- **What this task involves**
Answer with one number: how many lines hold the string "text".

>> Begin Data to use

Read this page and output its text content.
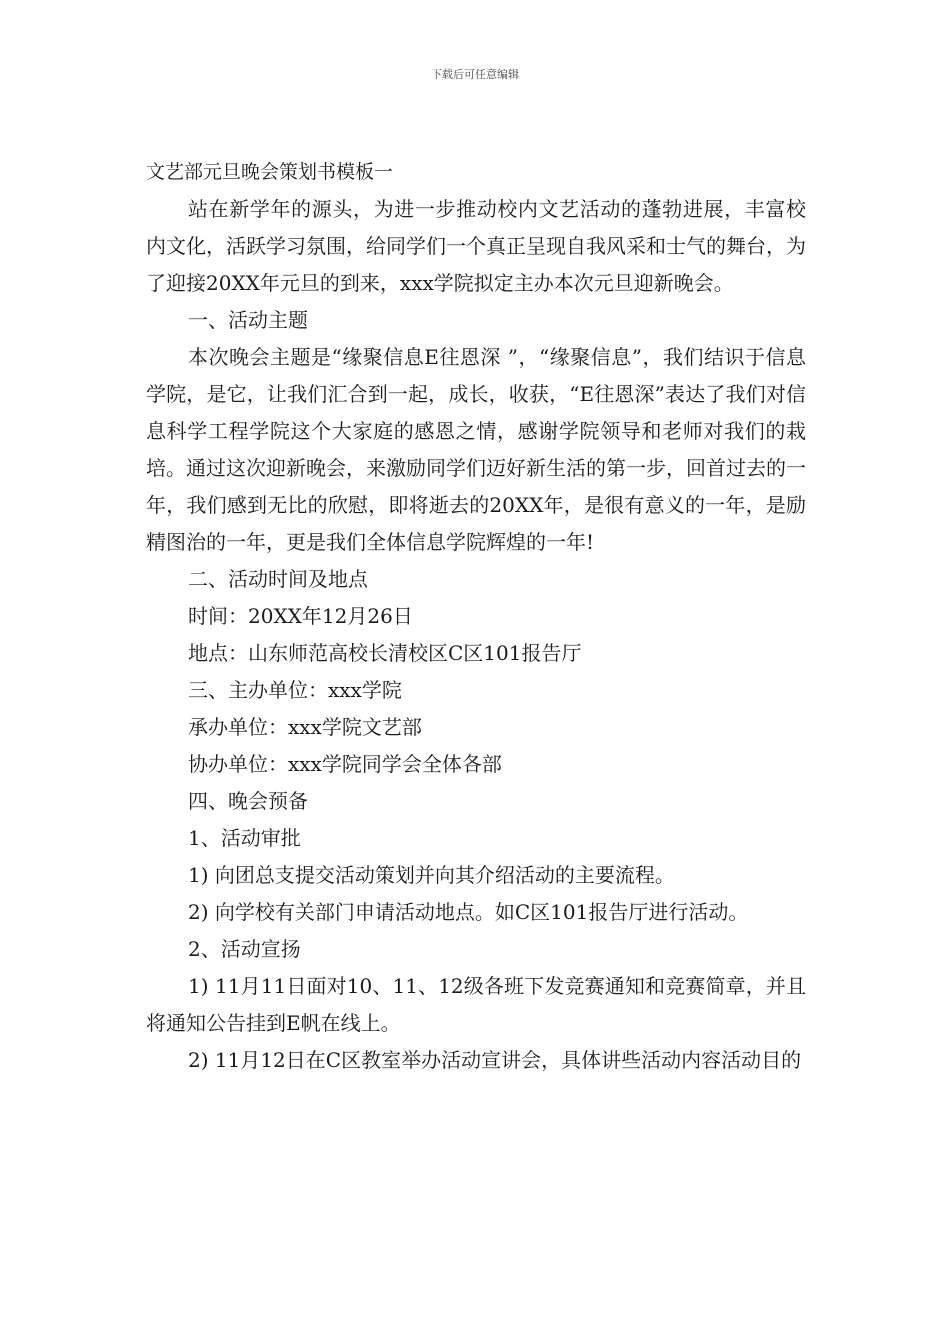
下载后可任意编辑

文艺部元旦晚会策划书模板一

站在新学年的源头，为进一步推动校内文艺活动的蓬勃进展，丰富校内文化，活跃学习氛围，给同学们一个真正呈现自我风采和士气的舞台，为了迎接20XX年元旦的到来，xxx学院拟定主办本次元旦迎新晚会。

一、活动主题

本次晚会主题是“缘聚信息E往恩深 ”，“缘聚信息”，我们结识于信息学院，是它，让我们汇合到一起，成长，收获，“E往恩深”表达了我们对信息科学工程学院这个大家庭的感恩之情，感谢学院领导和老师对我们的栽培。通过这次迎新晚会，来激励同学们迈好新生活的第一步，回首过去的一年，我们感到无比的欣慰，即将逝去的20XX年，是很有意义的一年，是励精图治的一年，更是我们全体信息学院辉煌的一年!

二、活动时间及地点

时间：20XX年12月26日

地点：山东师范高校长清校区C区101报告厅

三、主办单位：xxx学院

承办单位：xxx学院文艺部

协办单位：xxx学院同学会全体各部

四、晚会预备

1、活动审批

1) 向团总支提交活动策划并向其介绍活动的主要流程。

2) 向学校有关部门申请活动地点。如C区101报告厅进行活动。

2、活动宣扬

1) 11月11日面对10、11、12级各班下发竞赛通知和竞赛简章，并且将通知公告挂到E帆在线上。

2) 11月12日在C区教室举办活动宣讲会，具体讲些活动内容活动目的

>> End Data to use
>> Begin Data to use

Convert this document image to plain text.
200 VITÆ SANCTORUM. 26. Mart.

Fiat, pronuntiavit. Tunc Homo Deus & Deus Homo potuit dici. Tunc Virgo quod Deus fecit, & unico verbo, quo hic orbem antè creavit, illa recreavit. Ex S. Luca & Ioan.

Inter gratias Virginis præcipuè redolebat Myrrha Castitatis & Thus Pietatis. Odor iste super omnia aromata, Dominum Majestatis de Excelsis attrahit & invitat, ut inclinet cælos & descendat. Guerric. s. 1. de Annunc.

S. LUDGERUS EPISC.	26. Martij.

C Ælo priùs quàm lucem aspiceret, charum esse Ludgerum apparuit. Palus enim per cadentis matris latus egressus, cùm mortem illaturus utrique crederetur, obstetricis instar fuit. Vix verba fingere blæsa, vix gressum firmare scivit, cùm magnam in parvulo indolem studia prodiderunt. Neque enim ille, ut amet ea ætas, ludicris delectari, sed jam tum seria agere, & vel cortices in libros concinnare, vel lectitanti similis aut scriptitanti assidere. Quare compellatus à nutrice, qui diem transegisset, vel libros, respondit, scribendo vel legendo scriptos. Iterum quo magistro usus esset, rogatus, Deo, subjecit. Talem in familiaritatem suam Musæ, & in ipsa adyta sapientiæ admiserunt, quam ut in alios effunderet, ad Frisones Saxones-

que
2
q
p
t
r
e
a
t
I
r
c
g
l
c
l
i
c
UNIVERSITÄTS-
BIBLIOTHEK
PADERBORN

>> End Data to use

- **Answer for this exercise**
2